Extracted data entries

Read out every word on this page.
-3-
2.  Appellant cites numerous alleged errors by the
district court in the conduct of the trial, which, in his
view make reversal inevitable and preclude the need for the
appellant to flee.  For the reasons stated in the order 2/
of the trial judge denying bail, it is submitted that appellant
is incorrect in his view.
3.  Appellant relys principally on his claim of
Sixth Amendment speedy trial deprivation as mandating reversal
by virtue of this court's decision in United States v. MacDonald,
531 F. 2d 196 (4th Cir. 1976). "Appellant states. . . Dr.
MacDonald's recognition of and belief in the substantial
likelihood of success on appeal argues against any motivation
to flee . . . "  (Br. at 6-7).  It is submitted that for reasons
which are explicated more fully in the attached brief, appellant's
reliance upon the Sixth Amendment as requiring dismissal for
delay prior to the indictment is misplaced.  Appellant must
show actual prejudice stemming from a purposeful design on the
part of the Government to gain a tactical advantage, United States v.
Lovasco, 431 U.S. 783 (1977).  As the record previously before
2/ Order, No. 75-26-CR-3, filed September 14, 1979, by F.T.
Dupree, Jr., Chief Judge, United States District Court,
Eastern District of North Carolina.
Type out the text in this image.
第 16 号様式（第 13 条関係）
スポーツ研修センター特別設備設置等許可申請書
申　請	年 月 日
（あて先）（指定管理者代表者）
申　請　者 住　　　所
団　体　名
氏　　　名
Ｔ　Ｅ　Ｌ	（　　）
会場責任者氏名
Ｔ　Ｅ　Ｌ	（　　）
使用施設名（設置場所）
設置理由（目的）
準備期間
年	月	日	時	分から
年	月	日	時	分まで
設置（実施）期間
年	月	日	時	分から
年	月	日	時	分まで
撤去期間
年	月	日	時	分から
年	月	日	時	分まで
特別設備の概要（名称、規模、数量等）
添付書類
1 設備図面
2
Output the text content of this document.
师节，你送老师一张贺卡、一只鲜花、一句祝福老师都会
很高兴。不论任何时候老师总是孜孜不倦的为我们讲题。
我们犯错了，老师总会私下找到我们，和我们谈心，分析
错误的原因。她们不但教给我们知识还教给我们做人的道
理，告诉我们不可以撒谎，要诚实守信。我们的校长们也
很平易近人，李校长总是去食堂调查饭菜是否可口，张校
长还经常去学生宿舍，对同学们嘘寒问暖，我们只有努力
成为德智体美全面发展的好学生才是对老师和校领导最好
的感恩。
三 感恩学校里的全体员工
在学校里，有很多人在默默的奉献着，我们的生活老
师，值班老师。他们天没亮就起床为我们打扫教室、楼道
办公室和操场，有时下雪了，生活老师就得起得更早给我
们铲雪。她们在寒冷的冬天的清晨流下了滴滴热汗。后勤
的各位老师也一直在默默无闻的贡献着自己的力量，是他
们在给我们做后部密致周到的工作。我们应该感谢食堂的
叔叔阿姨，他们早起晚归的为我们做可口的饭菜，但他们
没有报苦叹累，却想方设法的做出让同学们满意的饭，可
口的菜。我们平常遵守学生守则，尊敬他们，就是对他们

# To do
Extract each record, keeping it identical to the original.

# Full output
Read out every word on this page.
-3-
2.  Appellant cites numerous alleged errors by the
district court in the conduct of the trial, which, in his
view make reversal inevitable and preclude the need for the
appellant to flee.  For the reasons stated in the order 2/
of the trial judge denying bail, it is submitted that appellant
is incorrect in his view.
3.  Appellant relys principally on his claim of
Sixth Amendment speedy trial deprivation as mandating reversal
by virtue of this court's decision in United States v. MacDonald,
531 F. 2d 196 (4th Cir. 1976). "Appellant states. . . Dr.
MacDonald's recognition of and belief in the substantial
likelihood of success on appeal argues against any motivation
to flee . . . "  (Br. at 6-7).  It is submitted that for reasons
which are explicated more fully in the attached brief, appellant's
reliance upon the Sixth Amendment as requiring dismissal for
delay prior to the indictment is misplaced.  Appellant must
show actual prejudice stemming from a purposeful design on the
part of the Government to gain a tactical advantage, United States v.
Lovasco, 431 U.S. 783 (1977).  As the record previously before
2/ Order, No. 75-26-CR-3, filed September 14, 1979, by F.T.
Dupree, Jr., Chief Judge, United States District Court,
Eastern District of North Carolina.
Type out the text in this image.
第 16 号様式（第 13 条関係）
スポーツ研修センター特別設備設置等許可申請書
申　請	年 月 日
（あて先）（指定管理者代表者）
申　請　者 住　　　所
団　体　名
氏　　　名
Ｔ　Ｅ　Ｌ	（　　）
会場責任者氏名
Ｔ　Ｅ　Ｌ	（　　）
使用施設名（設置場所）
設置理由（目的）
準備期間
年	月	日	時	分から
年	月	日	時	分まで
設置（実施）期間
年	月	日	時	分から
年	月	日	時	分まで
撤去期間
年	月	日	時	分から
年	月	日	時	分まで
特別設備の概要（名称、規模、数量等）
添付書類
1 設備図面
2
Output the text content of this document.
师节，你送老师一张贺卡、一只鲜花、一句祝福老师都会
很高兴。不论任何时候老师总是孜孜不倦的为我们讲题。
我们犯错了，老师总会私下找到我们，和我们谈心，分析
错误的原因。她们不但教给我们知识还教给我们做人的道
理，告诉我们不可以撒谎，要诚实守信。我们的校长们也
很平易近人，李校长总是去食堂调查饭菜是否可口，张校
长还经常去学生宿舍，对同学们嘘寒问暖，我们只有努力
成为德智体美全面发展的好学生才是对老师和校领导最好
的感恩。
三 感恩学校里的全体员工
在学校里，有很多人在默默的奉献着，我们的生活老
师，值班老师。他们天没亮就起床为我们打扫教室、楼道
办公室和操场，有时下雪了，生活老师就得起得更早给我
们铲雪。她们在寒冷的冬天的清晨流下了滴滴热汗。后勤
的各位老师也一直在默默无闻的贡献着自己的力量，是他
们在给我们做后部密致周到的工作。我们应该感谢食堂的
叔叔阿姨，他们早起晚归的为我们做可口的饭菜，但他们
没有报苦叹累，却想方设法的做出让同学们满意的饭，可
口的菜。我们平常遵守学生守则，尊敬他们，就是对他们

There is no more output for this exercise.